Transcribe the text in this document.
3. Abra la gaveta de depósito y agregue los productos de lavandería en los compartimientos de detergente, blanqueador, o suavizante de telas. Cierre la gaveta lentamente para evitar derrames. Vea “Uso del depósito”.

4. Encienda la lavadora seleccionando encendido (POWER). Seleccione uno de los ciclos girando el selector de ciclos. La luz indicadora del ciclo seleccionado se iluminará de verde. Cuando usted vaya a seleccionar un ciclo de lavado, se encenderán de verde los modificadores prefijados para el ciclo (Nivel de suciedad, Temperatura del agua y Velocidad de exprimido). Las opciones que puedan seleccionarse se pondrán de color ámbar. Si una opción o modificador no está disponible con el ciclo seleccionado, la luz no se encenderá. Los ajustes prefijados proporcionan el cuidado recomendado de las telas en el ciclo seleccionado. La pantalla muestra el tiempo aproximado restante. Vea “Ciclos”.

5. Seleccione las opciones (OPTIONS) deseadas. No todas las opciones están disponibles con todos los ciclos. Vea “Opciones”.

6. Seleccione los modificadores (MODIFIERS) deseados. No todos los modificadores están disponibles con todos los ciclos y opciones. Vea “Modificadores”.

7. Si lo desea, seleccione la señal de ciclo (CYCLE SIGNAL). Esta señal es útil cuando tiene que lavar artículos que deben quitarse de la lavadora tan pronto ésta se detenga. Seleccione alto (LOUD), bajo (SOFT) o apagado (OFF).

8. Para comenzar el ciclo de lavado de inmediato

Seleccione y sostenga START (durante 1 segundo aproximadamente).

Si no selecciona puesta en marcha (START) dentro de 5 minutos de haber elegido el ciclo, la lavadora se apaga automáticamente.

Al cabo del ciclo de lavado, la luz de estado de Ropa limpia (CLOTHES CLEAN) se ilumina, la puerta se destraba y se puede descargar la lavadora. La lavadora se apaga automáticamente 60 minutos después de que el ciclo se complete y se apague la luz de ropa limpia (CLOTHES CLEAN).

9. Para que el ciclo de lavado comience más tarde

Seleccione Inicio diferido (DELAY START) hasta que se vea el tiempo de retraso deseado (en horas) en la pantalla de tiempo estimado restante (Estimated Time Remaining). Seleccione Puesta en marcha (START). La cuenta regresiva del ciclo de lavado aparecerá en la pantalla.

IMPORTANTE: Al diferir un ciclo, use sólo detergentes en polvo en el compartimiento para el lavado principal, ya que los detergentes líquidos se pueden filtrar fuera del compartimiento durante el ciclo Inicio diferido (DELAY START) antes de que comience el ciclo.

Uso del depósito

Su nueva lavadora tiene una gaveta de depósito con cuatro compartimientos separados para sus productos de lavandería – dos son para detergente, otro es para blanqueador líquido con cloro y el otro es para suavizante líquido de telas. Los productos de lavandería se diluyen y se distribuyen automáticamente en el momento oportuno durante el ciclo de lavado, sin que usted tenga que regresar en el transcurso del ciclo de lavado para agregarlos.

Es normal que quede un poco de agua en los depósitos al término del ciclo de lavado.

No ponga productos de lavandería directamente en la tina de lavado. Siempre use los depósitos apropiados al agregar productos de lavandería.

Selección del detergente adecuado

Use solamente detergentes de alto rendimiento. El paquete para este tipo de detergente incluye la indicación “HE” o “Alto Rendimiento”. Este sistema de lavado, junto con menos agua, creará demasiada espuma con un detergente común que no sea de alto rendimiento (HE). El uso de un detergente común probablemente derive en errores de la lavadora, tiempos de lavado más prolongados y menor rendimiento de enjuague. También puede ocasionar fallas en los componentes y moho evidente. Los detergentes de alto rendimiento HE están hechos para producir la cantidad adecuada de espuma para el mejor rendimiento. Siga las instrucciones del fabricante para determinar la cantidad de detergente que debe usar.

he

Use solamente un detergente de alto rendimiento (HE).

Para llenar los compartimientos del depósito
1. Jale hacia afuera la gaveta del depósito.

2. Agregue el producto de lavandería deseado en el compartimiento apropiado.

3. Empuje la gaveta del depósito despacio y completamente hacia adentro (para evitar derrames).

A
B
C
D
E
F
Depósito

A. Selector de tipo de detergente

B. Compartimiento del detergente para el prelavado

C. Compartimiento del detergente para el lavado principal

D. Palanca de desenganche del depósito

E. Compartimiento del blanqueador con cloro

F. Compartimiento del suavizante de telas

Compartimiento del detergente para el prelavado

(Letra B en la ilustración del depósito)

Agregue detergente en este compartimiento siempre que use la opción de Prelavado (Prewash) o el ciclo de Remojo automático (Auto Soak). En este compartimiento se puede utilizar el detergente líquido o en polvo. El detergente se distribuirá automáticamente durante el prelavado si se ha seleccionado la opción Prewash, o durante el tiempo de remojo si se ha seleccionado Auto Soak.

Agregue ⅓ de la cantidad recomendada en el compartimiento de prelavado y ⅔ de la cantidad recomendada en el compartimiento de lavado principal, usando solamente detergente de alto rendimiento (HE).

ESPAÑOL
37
==*==
Of the lines in the records, how many contain the word "derrames"? Answer with the number and nothing else.

> REPLY: 2